Saved entries
==*==

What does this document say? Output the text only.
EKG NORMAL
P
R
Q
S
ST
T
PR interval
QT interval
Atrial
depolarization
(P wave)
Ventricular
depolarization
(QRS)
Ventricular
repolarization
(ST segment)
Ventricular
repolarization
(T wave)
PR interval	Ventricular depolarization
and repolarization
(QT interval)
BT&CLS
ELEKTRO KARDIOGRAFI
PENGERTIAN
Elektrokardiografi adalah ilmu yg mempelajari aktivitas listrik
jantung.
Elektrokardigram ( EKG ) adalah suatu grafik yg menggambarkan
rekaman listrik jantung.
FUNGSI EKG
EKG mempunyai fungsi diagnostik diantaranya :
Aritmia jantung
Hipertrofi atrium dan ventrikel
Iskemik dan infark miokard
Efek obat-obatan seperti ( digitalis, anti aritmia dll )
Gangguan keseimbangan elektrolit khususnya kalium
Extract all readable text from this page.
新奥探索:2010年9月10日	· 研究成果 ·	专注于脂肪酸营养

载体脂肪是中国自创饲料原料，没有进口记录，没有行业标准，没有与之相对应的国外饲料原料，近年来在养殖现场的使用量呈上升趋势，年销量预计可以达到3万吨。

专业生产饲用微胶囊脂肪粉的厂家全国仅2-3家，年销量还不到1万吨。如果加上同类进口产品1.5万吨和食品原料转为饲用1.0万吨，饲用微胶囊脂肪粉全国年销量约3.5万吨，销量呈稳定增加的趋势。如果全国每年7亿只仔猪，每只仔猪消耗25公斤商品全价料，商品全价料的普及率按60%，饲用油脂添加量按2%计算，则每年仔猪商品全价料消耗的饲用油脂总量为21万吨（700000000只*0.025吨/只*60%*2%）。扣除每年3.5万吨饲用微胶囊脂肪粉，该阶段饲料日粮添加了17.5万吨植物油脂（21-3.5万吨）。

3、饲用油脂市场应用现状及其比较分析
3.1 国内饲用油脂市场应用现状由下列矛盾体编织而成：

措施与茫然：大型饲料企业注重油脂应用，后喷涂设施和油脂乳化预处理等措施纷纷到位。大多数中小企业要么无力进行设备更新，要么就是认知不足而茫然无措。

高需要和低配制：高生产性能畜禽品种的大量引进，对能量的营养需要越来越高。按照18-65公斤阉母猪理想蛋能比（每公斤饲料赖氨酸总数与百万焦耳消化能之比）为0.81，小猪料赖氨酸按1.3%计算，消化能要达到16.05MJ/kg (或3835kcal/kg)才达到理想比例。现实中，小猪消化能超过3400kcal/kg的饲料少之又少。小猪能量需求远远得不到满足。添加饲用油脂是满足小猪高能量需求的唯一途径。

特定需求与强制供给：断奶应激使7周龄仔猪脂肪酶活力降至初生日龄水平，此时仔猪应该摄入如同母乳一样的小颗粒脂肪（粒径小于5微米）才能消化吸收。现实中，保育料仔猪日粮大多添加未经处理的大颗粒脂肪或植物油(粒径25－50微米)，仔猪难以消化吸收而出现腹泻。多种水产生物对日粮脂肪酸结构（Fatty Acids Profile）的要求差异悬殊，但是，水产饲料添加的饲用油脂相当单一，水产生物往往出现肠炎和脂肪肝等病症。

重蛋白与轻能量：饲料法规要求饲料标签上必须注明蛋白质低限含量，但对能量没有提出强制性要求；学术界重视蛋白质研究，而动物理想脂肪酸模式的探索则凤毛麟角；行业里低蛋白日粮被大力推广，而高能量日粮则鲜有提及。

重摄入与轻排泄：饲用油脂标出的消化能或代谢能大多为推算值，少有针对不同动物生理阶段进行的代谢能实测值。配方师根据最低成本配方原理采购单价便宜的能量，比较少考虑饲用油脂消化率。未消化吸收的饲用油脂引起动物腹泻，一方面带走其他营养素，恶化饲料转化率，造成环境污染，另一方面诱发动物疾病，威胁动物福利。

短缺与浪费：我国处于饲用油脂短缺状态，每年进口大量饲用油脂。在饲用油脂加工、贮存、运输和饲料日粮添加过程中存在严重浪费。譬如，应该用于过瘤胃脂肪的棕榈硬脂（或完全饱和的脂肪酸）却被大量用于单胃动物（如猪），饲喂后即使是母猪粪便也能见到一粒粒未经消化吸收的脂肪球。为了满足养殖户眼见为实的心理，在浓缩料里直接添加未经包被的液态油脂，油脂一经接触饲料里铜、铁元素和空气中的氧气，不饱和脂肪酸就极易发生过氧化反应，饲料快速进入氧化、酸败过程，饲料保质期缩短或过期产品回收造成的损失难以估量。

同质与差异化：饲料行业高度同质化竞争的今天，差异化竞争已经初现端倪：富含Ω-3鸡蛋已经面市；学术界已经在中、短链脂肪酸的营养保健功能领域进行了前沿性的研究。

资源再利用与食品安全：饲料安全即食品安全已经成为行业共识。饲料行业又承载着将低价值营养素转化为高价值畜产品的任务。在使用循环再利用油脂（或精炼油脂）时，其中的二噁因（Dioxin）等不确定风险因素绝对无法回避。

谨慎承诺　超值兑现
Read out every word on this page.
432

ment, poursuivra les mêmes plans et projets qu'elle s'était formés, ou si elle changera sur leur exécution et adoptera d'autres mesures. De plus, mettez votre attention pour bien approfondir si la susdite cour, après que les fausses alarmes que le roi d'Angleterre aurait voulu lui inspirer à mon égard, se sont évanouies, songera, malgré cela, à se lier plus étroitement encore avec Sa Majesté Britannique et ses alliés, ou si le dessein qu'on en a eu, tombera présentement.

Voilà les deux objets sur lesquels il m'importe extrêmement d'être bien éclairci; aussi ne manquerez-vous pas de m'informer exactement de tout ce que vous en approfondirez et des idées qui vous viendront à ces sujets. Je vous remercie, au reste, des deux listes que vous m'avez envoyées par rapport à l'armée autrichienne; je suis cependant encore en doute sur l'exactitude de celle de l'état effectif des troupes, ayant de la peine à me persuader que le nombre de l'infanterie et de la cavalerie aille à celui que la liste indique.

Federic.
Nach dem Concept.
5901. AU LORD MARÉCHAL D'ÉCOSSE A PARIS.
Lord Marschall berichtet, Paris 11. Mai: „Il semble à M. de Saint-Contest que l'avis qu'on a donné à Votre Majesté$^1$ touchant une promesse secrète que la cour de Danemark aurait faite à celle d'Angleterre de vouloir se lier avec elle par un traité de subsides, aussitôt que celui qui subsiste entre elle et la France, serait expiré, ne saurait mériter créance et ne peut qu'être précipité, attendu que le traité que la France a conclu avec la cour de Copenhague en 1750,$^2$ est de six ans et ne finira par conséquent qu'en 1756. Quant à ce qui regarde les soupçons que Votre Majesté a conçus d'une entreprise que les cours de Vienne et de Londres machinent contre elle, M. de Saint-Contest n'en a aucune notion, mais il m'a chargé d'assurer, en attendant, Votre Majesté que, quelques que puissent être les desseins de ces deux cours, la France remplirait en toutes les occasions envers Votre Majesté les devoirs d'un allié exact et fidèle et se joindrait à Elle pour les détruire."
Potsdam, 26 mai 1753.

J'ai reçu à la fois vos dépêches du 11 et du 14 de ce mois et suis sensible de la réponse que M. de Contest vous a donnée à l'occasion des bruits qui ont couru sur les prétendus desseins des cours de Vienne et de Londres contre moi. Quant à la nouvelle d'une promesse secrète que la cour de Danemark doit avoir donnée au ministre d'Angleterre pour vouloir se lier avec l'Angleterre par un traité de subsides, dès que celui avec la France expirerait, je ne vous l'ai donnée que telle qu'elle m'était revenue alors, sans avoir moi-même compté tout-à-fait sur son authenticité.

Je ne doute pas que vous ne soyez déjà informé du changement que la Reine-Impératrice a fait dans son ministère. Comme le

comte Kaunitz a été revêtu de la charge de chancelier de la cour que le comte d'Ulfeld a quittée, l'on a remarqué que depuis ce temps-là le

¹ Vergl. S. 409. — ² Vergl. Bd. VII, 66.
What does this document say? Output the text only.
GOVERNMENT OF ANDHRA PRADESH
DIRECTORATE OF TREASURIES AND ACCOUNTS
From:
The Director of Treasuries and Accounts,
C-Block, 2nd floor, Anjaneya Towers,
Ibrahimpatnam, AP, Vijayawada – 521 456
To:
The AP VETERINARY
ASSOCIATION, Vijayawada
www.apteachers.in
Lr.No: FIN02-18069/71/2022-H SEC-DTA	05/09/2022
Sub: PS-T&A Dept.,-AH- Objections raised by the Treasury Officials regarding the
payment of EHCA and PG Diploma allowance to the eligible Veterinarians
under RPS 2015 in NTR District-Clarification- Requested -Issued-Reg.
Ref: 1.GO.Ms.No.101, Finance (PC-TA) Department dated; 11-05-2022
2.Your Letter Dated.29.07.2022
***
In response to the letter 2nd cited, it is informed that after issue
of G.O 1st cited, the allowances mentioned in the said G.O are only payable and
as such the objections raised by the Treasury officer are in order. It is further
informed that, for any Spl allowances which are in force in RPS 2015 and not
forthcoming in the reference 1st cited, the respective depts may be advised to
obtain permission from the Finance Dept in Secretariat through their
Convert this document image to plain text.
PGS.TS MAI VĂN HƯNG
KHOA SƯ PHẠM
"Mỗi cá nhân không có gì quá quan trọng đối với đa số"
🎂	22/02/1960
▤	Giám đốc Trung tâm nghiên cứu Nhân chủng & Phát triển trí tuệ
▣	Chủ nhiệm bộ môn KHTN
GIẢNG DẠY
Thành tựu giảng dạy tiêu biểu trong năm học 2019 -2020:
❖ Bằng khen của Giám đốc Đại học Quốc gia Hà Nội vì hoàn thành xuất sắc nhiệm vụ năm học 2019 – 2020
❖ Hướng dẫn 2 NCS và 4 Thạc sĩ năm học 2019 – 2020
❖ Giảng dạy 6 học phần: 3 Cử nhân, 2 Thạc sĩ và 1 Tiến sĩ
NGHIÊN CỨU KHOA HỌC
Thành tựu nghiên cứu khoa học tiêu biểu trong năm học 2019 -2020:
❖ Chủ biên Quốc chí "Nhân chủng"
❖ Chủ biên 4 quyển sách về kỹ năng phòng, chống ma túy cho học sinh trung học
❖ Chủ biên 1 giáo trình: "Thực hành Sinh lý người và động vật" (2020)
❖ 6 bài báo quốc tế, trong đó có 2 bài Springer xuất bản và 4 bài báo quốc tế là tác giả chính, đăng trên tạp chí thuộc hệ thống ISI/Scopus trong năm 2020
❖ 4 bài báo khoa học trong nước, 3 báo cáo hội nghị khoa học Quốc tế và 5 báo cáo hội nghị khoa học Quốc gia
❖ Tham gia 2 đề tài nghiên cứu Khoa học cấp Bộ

==*==

Stated goal> Copy every line of the entries above in which "listrik" occurs.

The solution>
Elektrokardiografi adalah ilmu yg mempelajari aktivitas listrik
rekaman listrik jantung.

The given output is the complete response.